═════ The data ═════

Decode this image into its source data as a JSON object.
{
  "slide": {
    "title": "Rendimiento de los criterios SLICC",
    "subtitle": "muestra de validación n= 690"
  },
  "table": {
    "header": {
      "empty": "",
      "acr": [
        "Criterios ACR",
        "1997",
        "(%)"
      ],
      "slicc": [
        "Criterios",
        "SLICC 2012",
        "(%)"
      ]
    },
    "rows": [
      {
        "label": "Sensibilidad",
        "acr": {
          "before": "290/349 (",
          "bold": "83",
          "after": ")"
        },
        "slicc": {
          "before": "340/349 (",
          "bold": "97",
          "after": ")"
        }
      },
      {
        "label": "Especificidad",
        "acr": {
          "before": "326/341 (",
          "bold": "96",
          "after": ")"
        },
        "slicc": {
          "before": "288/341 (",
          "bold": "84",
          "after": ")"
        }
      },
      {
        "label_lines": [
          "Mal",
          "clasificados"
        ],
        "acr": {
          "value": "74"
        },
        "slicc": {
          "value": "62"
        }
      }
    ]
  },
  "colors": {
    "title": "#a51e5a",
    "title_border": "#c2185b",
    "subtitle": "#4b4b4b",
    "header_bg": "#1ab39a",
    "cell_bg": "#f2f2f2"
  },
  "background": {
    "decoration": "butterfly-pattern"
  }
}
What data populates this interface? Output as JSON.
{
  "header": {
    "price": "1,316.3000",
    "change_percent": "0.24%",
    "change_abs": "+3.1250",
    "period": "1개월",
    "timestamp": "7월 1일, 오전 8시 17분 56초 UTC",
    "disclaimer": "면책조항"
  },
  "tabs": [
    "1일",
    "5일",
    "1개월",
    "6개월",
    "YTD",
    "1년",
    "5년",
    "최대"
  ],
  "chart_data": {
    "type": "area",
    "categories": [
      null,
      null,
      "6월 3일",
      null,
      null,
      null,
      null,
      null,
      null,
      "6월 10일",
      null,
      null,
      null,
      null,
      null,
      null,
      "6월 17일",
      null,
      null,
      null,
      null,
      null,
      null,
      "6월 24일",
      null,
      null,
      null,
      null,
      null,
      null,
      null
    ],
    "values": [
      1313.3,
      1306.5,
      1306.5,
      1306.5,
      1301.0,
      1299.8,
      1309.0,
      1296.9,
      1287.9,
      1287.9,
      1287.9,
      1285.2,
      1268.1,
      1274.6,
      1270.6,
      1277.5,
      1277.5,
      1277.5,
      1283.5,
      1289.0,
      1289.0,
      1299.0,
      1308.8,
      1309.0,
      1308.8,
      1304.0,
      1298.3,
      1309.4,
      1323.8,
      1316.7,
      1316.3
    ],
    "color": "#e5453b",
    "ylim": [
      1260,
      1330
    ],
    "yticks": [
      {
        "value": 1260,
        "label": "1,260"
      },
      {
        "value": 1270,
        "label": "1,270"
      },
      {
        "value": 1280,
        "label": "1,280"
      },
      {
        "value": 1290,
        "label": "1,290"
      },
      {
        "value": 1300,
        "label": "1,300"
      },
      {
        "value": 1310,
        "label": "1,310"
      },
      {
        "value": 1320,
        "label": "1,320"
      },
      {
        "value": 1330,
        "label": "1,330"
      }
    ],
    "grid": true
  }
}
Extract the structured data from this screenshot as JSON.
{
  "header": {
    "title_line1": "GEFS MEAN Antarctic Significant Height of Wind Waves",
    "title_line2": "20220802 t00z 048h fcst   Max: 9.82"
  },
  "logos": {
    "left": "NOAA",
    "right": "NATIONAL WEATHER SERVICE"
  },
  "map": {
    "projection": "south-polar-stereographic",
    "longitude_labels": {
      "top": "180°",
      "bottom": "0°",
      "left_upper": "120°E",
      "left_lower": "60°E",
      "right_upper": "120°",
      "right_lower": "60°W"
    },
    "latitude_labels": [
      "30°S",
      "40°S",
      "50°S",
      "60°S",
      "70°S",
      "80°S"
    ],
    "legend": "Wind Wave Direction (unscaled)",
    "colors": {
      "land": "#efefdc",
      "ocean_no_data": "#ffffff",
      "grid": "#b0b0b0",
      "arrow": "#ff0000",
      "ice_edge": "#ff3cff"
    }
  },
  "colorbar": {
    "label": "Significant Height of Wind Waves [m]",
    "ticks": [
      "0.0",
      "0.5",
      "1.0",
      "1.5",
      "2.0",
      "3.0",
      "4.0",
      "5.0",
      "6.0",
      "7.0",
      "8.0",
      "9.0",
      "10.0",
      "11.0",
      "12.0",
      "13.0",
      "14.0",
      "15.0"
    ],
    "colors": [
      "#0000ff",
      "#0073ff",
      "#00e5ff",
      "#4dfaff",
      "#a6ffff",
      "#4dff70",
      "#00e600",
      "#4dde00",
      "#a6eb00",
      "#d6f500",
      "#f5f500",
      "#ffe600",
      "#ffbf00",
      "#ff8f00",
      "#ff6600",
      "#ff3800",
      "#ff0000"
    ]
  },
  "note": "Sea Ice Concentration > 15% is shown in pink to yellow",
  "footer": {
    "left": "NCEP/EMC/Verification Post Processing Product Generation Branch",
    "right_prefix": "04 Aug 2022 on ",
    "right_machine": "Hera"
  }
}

═════

▶ _Exercise aim_: Look for "Significant" and pull out every line that has it.

▶ _Written solution_:
    "title_line1": "GEFS MEAN Antarctic Significant Height of Wind Waves",
    "label": "Significant Height of Wind Waves [m]",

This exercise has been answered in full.